§ **Exercise instructions**:
Spot every line with the word "μικτῶν" and return it.

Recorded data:
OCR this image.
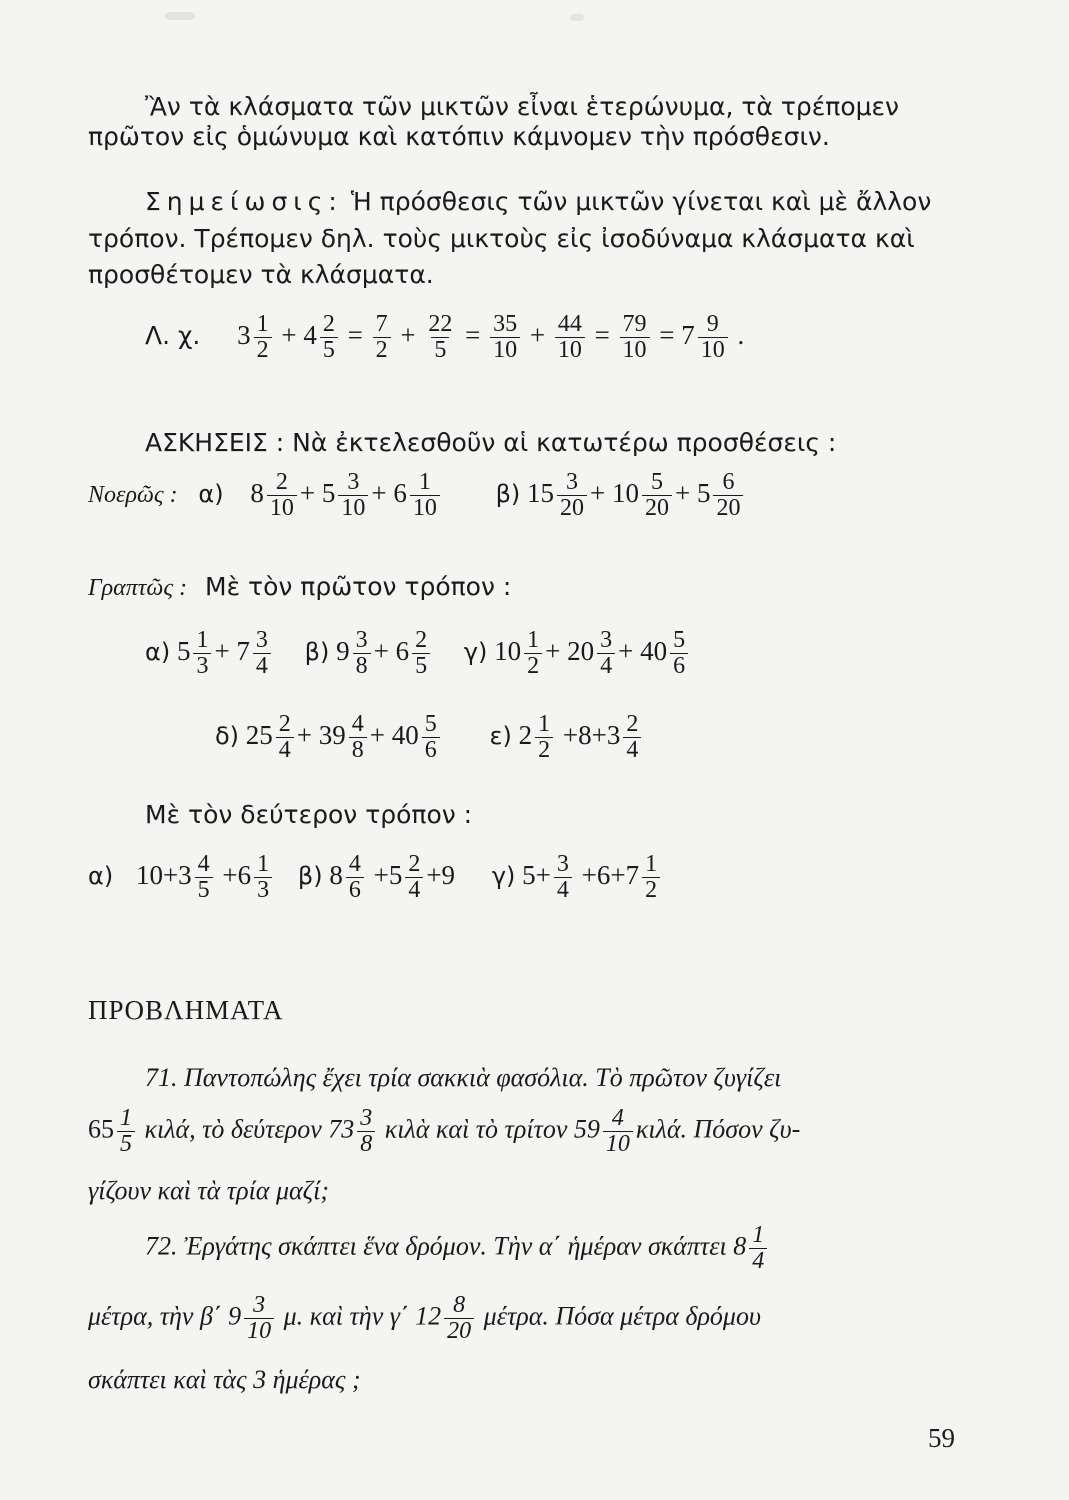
Ἂν τὰ κλάσματα τῶν μικτῶν εἶναι ἑτερώνυμα, τὰ τρέπομεν
πρῶτον εἰς ὁμώνυμα καὶ κατόπιν κάμνομεν τὴν πρόσθεσιν.
Σημείωσις: Ἡ πρόσθεσις τῶν μικτῶν γίνεται καὶ μὲ ἄλλον
τρόπον. Τρέπομεν δηλ. τοὺς μικτοὺς εἰς ἰσοδύναμα κλάσματα καὶ
προσθέτομεν τὰ κλάσματα.
Λ. χ. $3 \frac{1}{2} + 4 \frac{2}{5} = \frac{7}{2} + \frac{22}{5} = \frac{35}{10} + \frac{44}{10} = \frac{79}{10} = 7 \frac{9}{10}$ .
ΑΣΚΗΣΕΙΣ : Νὰ ἐκτελεσθοῦν αἱ κατωτέρω προσθέσεις :
Νοερῶς : α) $8 \frac{2}{10} + 5 \frac{3}{10} + 6 \frac{1}{10} \beta$) $15 \frac{3}{20} + 10 \frac{5}{20} + 5 \frac{6}{20}$
Γραπτῶς : Μὲ τὸν πρῶτον τρόπον :
α) $5 \frac{1}{3} + 7 \frac{3}{4} \beta$) $9 \frac{3}{8} + 6 \frac{2}{5} \gamma$) $10 \frac{1}{2} + 20 \frac{3}{4} + 40 \frac{5}{6}$
δ) $25 \frac{2}{4} + 39 \frac{4}{8} + 40 \frac{5}{6} \varepsilon$) $2 \frac{1}{2} +8+3 \frac{2}{4}$
Μὲ τὸν δεύτερον τρόπον :
α) $10+3 \frac{4}{5} +6 \frac{1}{3} \beta$) $8 \frac{4}{6} +5 \frac{2}{4} +9$ γ) $5+ \frac{3}{4} +6+7 \frac{1}{2}$
ΠΡΟΒΛΗΜΑΤΑ
71. Παντοπώλης ἔχει τρία σακκιὰ φασόλια. Τὸ πρῶτον ζυγίζει
$65 \frac{1}{5} \kappa\iota\lambda ά$, τὸ δεύτερον $73 \frac{3}{8}$ κιλὰ καὶ τὸ τρίτον $59 \frac{4}{10} \kappa\iota\lambda ά$. Πόσον ζυ-
γίζουν καὶ τὰ τρία μαζί;
72. Ἐργάτης σκάπτει ἕνα δρόμον. Τὴν α΄ ἡμέραν σκάπτει $8 \frac{1}{4}$
μέτρα, τὴν β΄ $9 \frac{3}{10} \mu$. καὶ τὴν γ΄ $12 \frac{8}{20} \mu έ\tau\rho\alpha$. Πόσα μέτρα δρόμου
σκάπτει καὶ τὰς 3 ἡμέρας ;
59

§ **Response to the exercise**:
Ἂν τὰ κλάσματα τῶν μικτῶν εἶναι ἑτερώνυμα, τὰ τρέπομεν
Σημείωσις: Ἡ πρόσθεσις τῶν μικτῶν γίνεται καὶ μὲ ἄλλον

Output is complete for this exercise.